═══ Selected extract ═══
# Hive bottom boards, or lack thereof



## balhanapi (Aug 22, 2006)

Have you read Charles Martin Simon? 
http://www.beesource.com/pov/simon/bottomless.htm
I think you'l like it if you haven't already


----------



## flathead (Nov 1, 2006)

In my yard robbing would be a problem with an open bottom.

I read Mr. Simon's piece, here is a portion concerning robbing: 

"Of course, the strength of the colony is going to be the key, as it always is."

With screen bottom boards I can help colonies without the resources or numbers to fight off robbers by reducing the entrance or adding a robber screen.

I also want to see the entrance and monitor whats going on.

We build our own SBB from ripped fence boards and consider them necessary.
═══
List of tasks |
a. List every person or username named in the forum thread on hive bottom boards.
b. Continue the forum thread on hive bottom boards from the point where it stops.
═══ Record excerpts ═══
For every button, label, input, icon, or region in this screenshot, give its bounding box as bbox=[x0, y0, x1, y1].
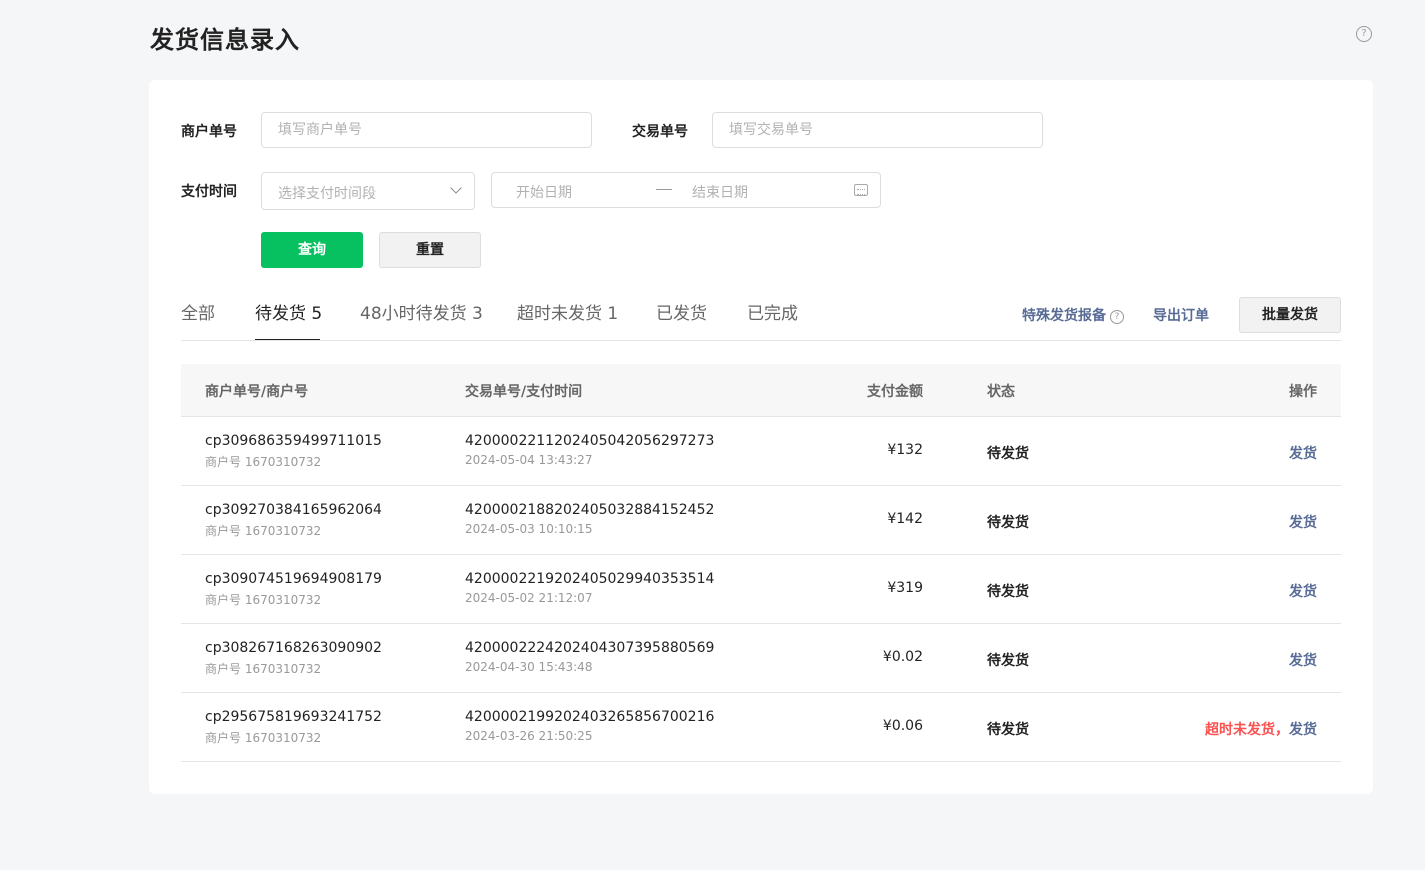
trade-no: 4200002199202403265856700216 bbox=[465, 709, 715, 725]
header-trade: 交易单号/支付时间 bbox=[465, 384, 583, 400]
pay-time: 2024-03-26 21:50:25 bbox=[465, 729, 593, 743]
header-merchant: 商户单号/商户号 bbox=[205, 384, 309, 400]
status: 待发货 bbox=[987, 515, 1029, 531]
page-title: 发货信息录入 bbox=[150, 26, 300, 54]
pay-time: 2024-05-03 10:10:15 bbox=[465, 522, 593, 536]
trade-no: 4200002219202405029940353514 bbox=[465, 571, 715, 587]
chevron-down-icon bbox=[450, 182, 462, 194]
merchant-order-no: cp308267168263090902 bbox=[205, 640, 382, 656]
table-row: cp309074519694908179 商户号 1670310732 4200… bbox=[181, 555, 1341, 624]
tab-48h-pending[interactable]: 48小时待发货 3 bbox=[360, 299, 483, 324]
ship-link[interactable]: 发货 bbox=[1289, 446, 1317, 462]
status: 待发货 bbox=[987, 653, 1029, 669]
table-row: cp295675819693241752 商户号 1670310732 4200… bbox=[181, 693, 1341, 762]
special-report-link[interactable]: 特殊发货报备? bbox=[1022, 305, 1124, 325]
ship-link[interactable]: 发货 bbox=[1289, 653, 1317, 669]
pay-time: 2024-05-02 21:12:07 bbox=[465, 591, 593, 605]
reset-button[interactable]: 重置 bbox=[379, 232, 481, 268]
tab-overdue[interactable]: 超时未发货 1 bbox=[517, 299, 618, 324]
header-amount: 支付金额 bbox=[867, 384, 923, 400]
pay-time-select-placeholder: 选择支付时间段 bbox=[278, 186, 376, 202]
merchant-id: 商户号 1670310732 bbox=[205, 593, 322, 607]
merchant-id: 商户号 1670310732 bbox=[205, 662, 322, 676]
merchant-id: 商户号 1670310732 bbox=[205, 455, 322, 469]
header-op: 操作 bbox=[1289, 384, 1317, 400]
status: 待发货 bbox=[987, 446, 1029, 462]
trade-no: 4200002188202405032884152452 bbox=[465, 502, 715, 518]
table-row: cp308267168263090902 商户号 1670310732 4200… bbox=[181, 624, 1341, 693]
pay-time: 2024-05-04 13:43:27 bbox=[465, 453, 593, 467]
status: 待发货 bbox=[987, 584, 1029, 600]
merchant-id: 商户号 1670310732 bbox=[205, 524, 322, 538]
date-range-picker[interactable]: 开始日期 结束日期 bbox=[491, 172, 881, 208]
pay-time-select[interactable]: 选择支付时间段 bbox=[261, 172, 475, 210]
main-card: 商户单号 交易单号 支付时间 选择支付时间段 开始日期 结束日期 查询 重置 全… bbox=[149, 80, 1373, 794]
merchant-no-label: 商户单号 bbox=[181, 124, 237, 140]
header-status: 状态 bbox=[987, 384, 1015, 400]
date-separator bbox=[656, 189, 672, 190]
trade-no-input[interactable] bbox=[712, 112, 1043, 148]
batch-ship-button[interactable]: 批量发货 bbox=[1239, 297, 1341, 333]
op-cell: 发货 bbox=[1289, 581, 1317, 601]
ship-link[interactable]: 发货 bbox=[1289, 515, 1317, 531]
trade-no-label: 交易单号 bbox=[632, 124, 688, 140]
merchant-order-no: cp295675819693241752 bbox=[205, 709, 382, 725]
export-orders-link[interactable]: 导出订单 bbox=[1153, 305, 1209, 325]
merchant-id: 商户号 1670310732 bbox=[205, 731, 322, 745]
tab-shipped[interactable]: 已发货 bbox=[656, 299, 707, 324]
pay-time: 2024-04-30 15:43:48 bbox=[465, 660, 593, 674]
question-icon[interactable]: ? bbox=[1110, 310, 1124, 324]
trade-no: 4200002211202405042056297273 bbox=[465, 433, 715, 449]
special-report-label: 特殊发货报备 bbox=[1022, 308, 1106, 324]
table-row: cp309270384165962064 商户号 1670310732 4200… bbox=[181, 486, 1341, 555]
merchant-order-no: cp309686359499711015 bbox=[205, 433, 382, 449]
tab-completed[interactable]: 已完成 bbox=[747, 299, 798, 324]
op-cell: 发货 bbox=[1289, 512, 1317, 532]
end-date-placeholder[interactable]: 结束日期 bbox=[692, 182, 748, 202]
amount: ¥0.02 bbox=[882, 649, 923, 665]
tab-all[interactable]: 全部 bbox=[181, 299, 215, 324]
amount: ¥132 bbox=[887, 442, 923, 458]
amount: ¥319 bbox=[887, 580, 923, 596]
query-button[interactable]: 查询 bbox=[261, 232, 363, 268]
start-date-placeholder[interactable]: 开始日期 bbox=[516, 182, 572, 202]
op-cell: 发货 bbox=[1289, 650, 1317, 670]
merchant-no-input[interactable] bbox=[261, 112, 592, 148]
help-icon[interactable]: ? bbox=[1356, 26, 1372, 42]
trade-no: 4200002224202404307395880569 bbox=[465, 640, 715, 656]
overdue-warning: 超时未发货， bbox=[1205, 722, 1289, 738]
op-cell: 超时未发货，发货 bbox=[1205, 719, 1317, 739]
status: 待发货 bbox=[987, 722, 1029, 738]
calendar-icon[interactable] bbox=[854, 184, 868, 196]
ship-link[interactable]: 发货 bbox=[1289, 584, 1317, 600]
merchant-order-no: cp309270384165962064 bbox=[205, 502, 382, 518]
merchant-order-no: cp309074519694908179 bbox=[205, 571, 382, 587]
table-header: 商户单号/商户号 交易单号/支付时间 支付金额 状态 操作 bbox=[181, 364, 1341, 417]
op-cell: 发货 bbox=[1289, 443, 1317, 463]
tab-pending[interactable]: 待发货 5 bbox=[255, 299, 322, 324]
tabs-divider bbox=[181, 340, 1341, 341]
amount: ¥0.06 bbox=[882, 718, 923, 734]
ship-link[interactable]: 发货 bbox=[1289, 722, 1317, 738]
amount: ¥142 bbox=[887, 511, 923, 527]
pay-time-label: 支付时间 bbox=[181, 184, 237, 200]
table-row: cp309686359499711015 商户号 1670310732 4200… bbox=[181, 417, 1341, 486]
═══
Results by task |
a. balhanapi, Charles Martin Simon, flathead

b.
----------



## Albert (Nov 12, 2006)

Bal,

Perfect. Just what I was thinking. I wonder if anyone else does that.

Thanks,
Albert


----------



## Albert (Nov 12, 2006)

Flathead,
What kind of screen do you use?
Thanks
Albert


----------



## flathead (Nov 1, 2006)

<What kind of screen do you use?>

# 8 hardware cloth. I get it at a local true value hardware.


----------



## Albert (Nov 12, 2006)

Thanks Flathead!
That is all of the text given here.